- **What you need to do**: Reproduce all of the data exactly, with no line skipped.

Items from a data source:
· · · ·

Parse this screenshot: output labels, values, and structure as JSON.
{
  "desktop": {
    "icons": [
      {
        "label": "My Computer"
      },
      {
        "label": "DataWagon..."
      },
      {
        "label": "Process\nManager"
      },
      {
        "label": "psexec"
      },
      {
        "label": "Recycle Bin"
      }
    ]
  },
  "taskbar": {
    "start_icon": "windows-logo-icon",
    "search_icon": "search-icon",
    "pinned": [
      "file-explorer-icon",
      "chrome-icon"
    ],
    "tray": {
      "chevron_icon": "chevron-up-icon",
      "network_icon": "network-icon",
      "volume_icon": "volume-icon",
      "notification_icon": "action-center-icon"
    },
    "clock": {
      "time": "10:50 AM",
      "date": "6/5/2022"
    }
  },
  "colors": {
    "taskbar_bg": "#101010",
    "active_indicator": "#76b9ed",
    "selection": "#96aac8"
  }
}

· · · ·

- **Response to the exercise**:
Parse this screenshot: output labels, values, and structure as JSON.
{
  "desktop": {
    "icons": [
      {
        "label": "My Computer"
      },
      {
        "label": "DataWagon..."
      },
      {
        "label": "Process\nManager"
      },
      {
        "label": "psexec"
      },
      {
        "label": "Recycle Bin"
      }
    ]
  },
  "taskbar": {
    "start_icon": "windows-logo-icon",
    "search_icon": "search-icon",
    "pinned": [
      "file-explorer-icon",
      "chrome-icon"
    ],
    "tray": {
      "chevron_icon": "chevron-up-icon",
      "network_icon": "network-icon",
      "volume_icon": "volume-icon",
      "notification_icon": "action-center-icon"
    },
    "clock": {
      "time": "10:50 AM",
      "date": "6/5/2022"
    }
  },
  "colors": {
    "taskbar_bg": "#101010",
    "active_indicator": "#76b9ed",
    "selection": "#96aac8"
  }
}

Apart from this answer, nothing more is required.